= Problem requirements =
Copy out each line of the material below that holds the string "DISCHARGE".

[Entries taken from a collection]
__________

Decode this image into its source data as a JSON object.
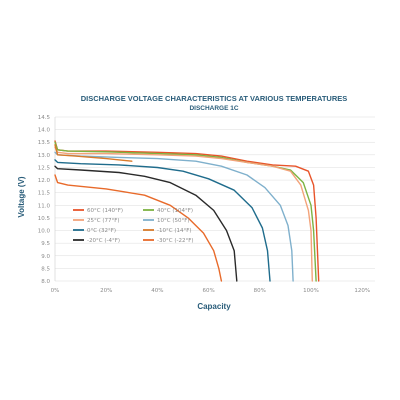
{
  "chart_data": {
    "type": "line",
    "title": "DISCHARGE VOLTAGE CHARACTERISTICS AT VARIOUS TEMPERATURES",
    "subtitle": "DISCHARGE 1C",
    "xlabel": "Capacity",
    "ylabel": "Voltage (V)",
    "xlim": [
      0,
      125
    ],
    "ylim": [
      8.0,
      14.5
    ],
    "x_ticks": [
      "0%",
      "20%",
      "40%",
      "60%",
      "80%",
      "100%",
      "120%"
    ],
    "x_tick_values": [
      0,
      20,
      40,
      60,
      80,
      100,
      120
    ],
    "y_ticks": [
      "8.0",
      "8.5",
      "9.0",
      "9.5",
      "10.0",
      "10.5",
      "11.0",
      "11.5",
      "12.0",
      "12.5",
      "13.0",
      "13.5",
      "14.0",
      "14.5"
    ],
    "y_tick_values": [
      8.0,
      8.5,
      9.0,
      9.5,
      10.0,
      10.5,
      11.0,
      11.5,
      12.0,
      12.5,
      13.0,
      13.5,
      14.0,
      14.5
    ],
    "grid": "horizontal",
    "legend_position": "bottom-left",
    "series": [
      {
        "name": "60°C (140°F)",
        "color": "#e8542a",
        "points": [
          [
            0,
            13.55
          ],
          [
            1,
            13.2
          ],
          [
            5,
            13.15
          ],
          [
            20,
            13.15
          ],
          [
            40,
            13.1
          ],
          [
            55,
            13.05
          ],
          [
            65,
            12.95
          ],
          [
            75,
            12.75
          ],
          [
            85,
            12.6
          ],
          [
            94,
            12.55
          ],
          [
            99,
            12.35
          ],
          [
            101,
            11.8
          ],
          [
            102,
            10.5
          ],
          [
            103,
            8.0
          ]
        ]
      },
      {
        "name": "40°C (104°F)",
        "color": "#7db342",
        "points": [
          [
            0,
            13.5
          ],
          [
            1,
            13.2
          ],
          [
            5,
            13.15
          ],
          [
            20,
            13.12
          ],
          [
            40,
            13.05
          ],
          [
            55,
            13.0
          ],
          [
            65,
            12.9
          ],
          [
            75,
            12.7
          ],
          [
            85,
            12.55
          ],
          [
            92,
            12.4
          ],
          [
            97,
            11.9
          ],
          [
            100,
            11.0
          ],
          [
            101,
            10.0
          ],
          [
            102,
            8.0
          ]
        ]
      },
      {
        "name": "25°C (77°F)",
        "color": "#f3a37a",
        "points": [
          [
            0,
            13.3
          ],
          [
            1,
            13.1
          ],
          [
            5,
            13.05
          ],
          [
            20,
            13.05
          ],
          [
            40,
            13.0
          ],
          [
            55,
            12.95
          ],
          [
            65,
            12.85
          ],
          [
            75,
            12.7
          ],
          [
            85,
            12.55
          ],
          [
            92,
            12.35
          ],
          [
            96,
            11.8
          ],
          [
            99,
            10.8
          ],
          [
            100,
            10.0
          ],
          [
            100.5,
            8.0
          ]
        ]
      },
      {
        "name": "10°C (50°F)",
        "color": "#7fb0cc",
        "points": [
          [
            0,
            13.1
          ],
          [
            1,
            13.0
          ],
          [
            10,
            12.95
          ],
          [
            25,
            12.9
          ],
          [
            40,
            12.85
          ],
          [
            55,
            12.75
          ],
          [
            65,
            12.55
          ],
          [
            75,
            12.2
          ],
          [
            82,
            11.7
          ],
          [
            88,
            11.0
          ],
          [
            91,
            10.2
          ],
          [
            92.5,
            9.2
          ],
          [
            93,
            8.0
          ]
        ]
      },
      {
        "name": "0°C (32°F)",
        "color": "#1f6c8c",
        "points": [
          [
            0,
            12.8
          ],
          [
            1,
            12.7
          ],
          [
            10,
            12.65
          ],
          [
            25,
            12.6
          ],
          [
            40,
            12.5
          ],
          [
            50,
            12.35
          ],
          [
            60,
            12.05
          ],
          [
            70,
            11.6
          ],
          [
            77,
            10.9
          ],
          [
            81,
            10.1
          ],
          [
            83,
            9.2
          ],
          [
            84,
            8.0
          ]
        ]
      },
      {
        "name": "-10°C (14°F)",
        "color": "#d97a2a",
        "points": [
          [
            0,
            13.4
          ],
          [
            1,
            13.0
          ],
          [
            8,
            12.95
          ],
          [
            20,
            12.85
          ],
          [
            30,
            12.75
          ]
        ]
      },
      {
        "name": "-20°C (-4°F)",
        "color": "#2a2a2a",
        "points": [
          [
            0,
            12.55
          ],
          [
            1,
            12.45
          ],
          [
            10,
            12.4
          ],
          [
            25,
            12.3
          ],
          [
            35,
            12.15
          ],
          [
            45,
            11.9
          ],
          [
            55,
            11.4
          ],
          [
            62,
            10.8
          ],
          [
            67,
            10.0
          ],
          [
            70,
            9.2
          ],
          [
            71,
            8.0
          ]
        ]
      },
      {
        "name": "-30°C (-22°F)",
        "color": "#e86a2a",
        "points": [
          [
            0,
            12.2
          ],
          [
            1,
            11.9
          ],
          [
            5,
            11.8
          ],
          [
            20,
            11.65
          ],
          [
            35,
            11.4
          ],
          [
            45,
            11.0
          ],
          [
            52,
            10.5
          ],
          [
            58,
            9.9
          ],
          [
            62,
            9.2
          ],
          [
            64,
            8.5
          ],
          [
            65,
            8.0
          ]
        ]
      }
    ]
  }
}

__________

= Expected output =
    "title": "DISCHARGE VOLTAGE CHARACTERISTICS AT VARIOUS TEMPERATURES",
    "subtitle": "DISCHARGE 1C",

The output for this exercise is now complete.